• _What to work on_
The records that follow should be retyped word for word.

start Supplied information

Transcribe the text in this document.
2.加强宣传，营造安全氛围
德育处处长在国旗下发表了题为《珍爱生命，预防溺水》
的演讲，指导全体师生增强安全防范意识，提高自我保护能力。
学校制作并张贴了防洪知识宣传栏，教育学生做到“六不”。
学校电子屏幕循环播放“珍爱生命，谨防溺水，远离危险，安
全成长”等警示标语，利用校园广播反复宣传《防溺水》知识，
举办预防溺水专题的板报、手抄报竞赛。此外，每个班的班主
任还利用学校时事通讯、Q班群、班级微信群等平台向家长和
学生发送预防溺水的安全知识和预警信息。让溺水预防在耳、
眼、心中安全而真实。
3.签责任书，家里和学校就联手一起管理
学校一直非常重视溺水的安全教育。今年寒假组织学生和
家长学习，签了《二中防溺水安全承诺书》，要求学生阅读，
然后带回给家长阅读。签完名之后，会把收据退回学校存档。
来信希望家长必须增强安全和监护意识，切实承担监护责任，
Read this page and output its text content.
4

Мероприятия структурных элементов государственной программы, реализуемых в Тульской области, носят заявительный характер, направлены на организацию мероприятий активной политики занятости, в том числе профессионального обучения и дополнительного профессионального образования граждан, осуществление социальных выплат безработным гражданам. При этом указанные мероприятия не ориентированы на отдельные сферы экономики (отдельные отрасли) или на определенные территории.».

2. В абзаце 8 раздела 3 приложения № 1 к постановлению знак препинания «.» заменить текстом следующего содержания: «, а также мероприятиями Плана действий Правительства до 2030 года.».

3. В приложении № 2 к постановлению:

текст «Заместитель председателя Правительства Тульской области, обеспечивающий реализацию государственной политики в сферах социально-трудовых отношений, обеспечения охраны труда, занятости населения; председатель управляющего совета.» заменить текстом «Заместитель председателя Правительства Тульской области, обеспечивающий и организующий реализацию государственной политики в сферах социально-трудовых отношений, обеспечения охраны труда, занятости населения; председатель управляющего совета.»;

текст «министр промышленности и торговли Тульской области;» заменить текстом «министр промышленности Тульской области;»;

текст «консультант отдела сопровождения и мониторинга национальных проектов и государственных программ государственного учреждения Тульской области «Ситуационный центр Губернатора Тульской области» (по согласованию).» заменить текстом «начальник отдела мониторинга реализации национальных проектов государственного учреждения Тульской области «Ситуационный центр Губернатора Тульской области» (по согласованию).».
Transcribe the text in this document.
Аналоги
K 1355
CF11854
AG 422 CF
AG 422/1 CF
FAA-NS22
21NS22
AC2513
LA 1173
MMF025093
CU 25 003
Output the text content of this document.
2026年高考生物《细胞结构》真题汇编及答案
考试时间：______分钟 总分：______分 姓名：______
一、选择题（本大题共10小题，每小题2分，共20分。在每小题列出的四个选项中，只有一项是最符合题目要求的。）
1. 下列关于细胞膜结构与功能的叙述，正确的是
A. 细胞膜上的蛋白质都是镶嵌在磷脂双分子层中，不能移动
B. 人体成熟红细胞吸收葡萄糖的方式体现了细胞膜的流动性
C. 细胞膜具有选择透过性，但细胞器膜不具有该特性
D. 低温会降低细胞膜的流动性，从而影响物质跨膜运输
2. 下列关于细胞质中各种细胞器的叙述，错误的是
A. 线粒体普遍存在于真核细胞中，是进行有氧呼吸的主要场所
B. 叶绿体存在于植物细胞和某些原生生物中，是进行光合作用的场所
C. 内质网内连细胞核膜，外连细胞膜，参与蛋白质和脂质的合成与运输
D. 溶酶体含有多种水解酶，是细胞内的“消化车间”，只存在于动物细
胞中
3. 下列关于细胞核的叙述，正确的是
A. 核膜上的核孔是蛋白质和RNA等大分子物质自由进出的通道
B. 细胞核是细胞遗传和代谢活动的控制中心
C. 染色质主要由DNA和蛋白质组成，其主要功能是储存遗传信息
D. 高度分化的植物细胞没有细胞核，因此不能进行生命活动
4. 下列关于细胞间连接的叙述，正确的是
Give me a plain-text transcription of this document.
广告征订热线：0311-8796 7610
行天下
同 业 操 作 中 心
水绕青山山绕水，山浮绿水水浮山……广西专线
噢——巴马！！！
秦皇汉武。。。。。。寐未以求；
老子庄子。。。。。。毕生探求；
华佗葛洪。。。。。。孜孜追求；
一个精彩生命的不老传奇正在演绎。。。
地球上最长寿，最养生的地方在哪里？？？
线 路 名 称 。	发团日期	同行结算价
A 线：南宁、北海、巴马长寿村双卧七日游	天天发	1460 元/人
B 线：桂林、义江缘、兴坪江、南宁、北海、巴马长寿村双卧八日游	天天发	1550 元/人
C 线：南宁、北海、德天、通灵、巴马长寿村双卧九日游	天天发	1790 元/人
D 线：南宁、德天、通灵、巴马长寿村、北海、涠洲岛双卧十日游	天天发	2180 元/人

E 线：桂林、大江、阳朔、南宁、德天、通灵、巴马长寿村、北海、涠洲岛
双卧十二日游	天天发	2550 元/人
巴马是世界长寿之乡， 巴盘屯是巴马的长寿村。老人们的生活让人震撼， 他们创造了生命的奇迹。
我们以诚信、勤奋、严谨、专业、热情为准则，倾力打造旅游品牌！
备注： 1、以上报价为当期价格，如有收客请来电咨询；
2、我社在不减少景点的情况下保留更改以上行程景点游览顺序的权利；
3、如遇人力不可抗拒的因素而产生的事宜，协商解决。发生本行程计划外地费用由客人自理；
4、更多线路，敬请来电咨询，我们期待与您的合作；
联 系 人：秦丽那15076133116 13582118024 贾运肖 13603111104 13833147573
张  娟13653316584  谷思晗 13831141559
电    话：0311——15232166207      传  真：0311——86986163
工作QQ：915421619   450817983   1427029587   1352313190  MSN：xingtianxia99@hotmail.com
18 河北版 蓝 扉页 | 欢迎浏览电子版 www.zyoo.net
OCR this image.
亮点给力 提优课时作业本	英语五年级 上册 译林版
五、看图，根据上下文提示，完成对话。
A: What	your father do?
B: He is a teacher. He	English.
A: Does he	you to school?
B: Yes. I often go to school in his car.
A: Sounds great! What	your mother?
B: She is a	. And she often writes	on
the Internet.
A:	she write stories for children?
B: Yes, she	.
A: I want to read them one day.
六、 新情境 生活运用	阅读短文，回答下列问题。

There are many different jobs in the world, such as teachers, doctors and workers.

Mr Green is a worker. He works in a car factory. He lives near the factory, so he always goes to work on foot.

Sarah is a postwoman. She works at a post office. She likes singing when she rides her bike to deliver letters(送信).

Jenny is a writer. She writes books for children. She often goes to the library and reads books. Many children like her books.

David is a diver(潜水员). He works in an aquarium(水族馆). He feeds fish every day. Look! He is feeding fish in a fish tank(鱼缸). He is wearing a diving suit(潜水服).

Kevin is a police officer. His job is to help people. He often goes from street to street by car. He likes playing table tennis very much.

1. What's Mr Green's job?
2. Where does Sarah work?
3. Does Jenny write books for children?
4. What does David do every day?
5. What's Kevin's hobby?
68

end Supplied information

• _Output_
Transcribe the text in this document.
2.加强宣传，营造安全氛围
德育处处长在国旗下发表了题为《珍爱生命，预防溺水》
的演讲，指导全体师生增强安全防范意识，提高自我保护能力。
学校制作并张贴了防洪知识宣传栏，教育学生做到“六不”。
学校电子屏幕循环播放“珍爱生命，谨防溺水，远离危险，安
全成长”等警示标语，利用校园广播反复宣传《防溺水》知识，
举办预防溺水专题的板报、手抄报竞赛。此外，每个班的班主
任还利用学校时事通讯、Q班群、班级微信群等平台向家长和
学生发送预防溺水的安全知识和预警信息。让溺水预防在耳、
眼、心中安全而真实。
3.签责任书，家里和学校就联手一起管理
学校一直非常重视溺水的安全教育。今年寒假组织学生和
家长学习，签了《二中防溺水安全承诺书》，要求学生阅读，
然后带回给家长阅读。签完名之后，会把收据退回学校存档。
来信希望家长必须增强安全和监护意识，切实承担监护责任，
Read this page and output its text content.
4

Мероприятия структурных элементов государственной программы, реализуемых в Тульской области, носят заявительный характер, направлены на организацию мероприятий активной политики занятости, в том числе профессионального обучения и дополнительного профессионального образования граждан, осуществление социальных выплат безработным гражданам. При этом указанные мероприятия не ориентированы на отдельные сферы экономики (отдельные отрасли) или на определенные территории.».

2. В абзаце 8 раздела 3 приложения № 1 к постановлению знак препинания «.» заменить текстом следующего содержания: «, а также мероприятиями Плана действий Правительства до 2030 года.».

3. В приложении № 2 к постановлению:

текст «Заместитель председателя Правительства Тульской области, обеспечивающий реализацию государственной политики в сферах социально-трудовых отношений, обеспечения охраны труда, занятости населения; председатель управляющего совета.» заменить текстом «Заместитель председателя Правительства Тульской области, обеспечивающий и организующий реализацию государственной политики в сферах социально-трудовых отношений, обеспечения охраны труда, занятости населения; председатель управляющего совета.»;

текст «министр промышленности и торговли Тульской области;» заменить текстом «министр промышленности Тульской области;»;

текст «консультант отдела сопровождения и мониторинга национальных проектов и государственных программ государственного учреждения Тульской области «Ситуационный центр Губернатора Тульской области» (по согласованию).» заменить текстом «начальник отдела мониторинга реализации национальных проектов государственного учреждения Тульской области «Ситуационный центр Губернатора Тульской области» (по согласованию).».
Transcribe the text in this document.
Аналоги
K 1355
CF11854
AG 422 CF
AG 422/1 CF
FAA-NS22
21NS22
AC2513
LA 1173
MMF025093
CU 25 003
Output the text content of this document.
2026年高考生物《细胞结构》真题汇编及答案
考试时间：______分钟 总分：______分 姓名：______
一、选择题（本大题共10小题，每小题2分，共20分。在每小题列出的四个选项中，只有一项是最符合题目要求的。）
1. 下列关于细胞膜结构与功能的叙述，正确的是
A. 细胞膜上的蛋白质都是镶嵌在磷脂双分子层中，不能移动
B. 人体成熟红细胞吸收葡萄糖的方式体现了细胞膜的流动性
C. 细胞膜具有选择透过性，但细胞器膜不具有该特性
D. 低温会降低细胞膜的流动性，从而影响物质跨膜运输
2. 下列关于细胞质中各种细胞器的叙述，错误的是
A. 线粒体普遍存在于真核细胞中，是进行有氧呼吸的主要场所
B. 叶绿体存在于植物细胞和某些原生生物中，是进行光合作用的场所
C. 内质网内连细胞核膜，外连细胞膜，参与蛋白质和脂质的合成与运输
D. 溶酶体含有多种水解酶，是细胞内的“消化车间”，只存在于动物细
胞中
3. 下列关于细胞核的叙述，正确的是
A. 核膜上的核孔是蛋白质和RNA等大分子物质自由进出的通道
B. 细胞核是细胞遗传和代谢活动的控制中心
C. 染色质主要由DNA和蛋白质组成，其主要功能是储存遗传信息
D. 高度分化的植物细胞没有细胞核，因此不能进行生命活动
4. 下列关于细胞间连接的叙述，正确的是
Give me a plain-text transcription of this document.
广告征订热线：0311-8796 7610
行天下
同 业 操 作 中 心
水绕青山山绕水，山浮绿水水浮山……广西专线
噢——巴马！！！
秦皇汉武。。。。。。寐未以求；
老子庄子。。。。。。毕生探求；
华佗葛洪。。。。。。孜孜追求；
一个精彩生命的不老传奇正在演绎。。。
地球上最长寿，最养生的地方在哪里？？？
线 路 名 称 。	发团日期	同行结算价
A 线：南宁、北海、巴马长寿村双卧七日游	天天发	1460 元/人
B 线：桂林、义江缘、兴坪江、南宁、北海、巴马长寿村双卧八日游	天天发	1550 元/人
C 线：南宁、北海、德天、通灵、巴马长寿村双卧九日游	天天发	1790 元/人
D 线：南宁、德天、通灵、巴马长寿村、北海、涠洲岛双卧十日游	天天发	2180 元/人

E 线：桂林、大江、阳朔、南宁、德天、通灵、巴马长寿村、北海、涠洲岛
双卧十二日游	天天发	2550 元/人
巴马是世界长寿之乡， 巴盘屯是巴马的长寿村。老人们的生活让人震撼， 他们创造了生命的奇迹。
我们以诚信、勤奋、严谨、专业、热情为准则，倾力打造旅游品牌！
备注： 1、以上报价为当期价格，如有收客请来电咨询；
2、我社在不减少景点的情况下保留更改以上行程景点游览顺序的权利；
3、如遇人力不可抗拒的因素而产生的事宜，协商解决。发生本行程计划外地费用由客人自理；
4、更多线路，敬请来电咨询，我们期待与您的合作；
联 系 人：秦丽那15076133116 13582118024 贾运肖 13603111104 13833147573
张  娟13653316584  谷思晗 13831141559
电    话：0311——15232166207      传  真：0311——86986163
工作QQ：915421619   450817983   1427029587   1352313190  MSN：xingtianxia99@hotmail.com
18 河北版 蓝 扉页 | 欢迎浏览电子版 www.zyoo.net
OCR this image.
亮点给力 提优课时作业本	英语五年级 上册 译林版
五、看图，根据上下文提示，完成对话。
A: What	your father do?
B: He is a teacher. He	English.
A: Does he	you to school?
B: Yes. I often go to school in his car.
A: Sounds great! What	your mother?
B: She is a	. And she often writes	on
the Internet.
A:	she write stories for children?
B: Yes, she	.
A: I want to read them one day.
六、 新情境 生活运用	阅读短文，回答下列问题。

There are many different jobs in the world, such as teachers, doctors and workers.

Mr Green is a worker. He works in a car factory. He lives near the factory, so he always goes to work on foot.

Sarah is a postwoman. She works at a post office. She likes singing when she rides her bike to deliver letters(送信).

Jenny is a writer. She writes books for children. She often goes to the library and reads books. Many children like her books.

David is a diver(潜水员). He works in an aquarium(水族馆). He feeds fish every day. Look! He is feeding fish in a fish tank(鱼缸). He is wearing a diving suit(潜水服).

Kevin is a police officer. His job is to help people. He often goes from street to street by car. He likes playing table tennis very much.

1. What's Mr Green's job?
2. Where does Sarah work?
3. Does Jenny write books for children?
4. What does David do every day?
5. What's Kevin's hobby?
68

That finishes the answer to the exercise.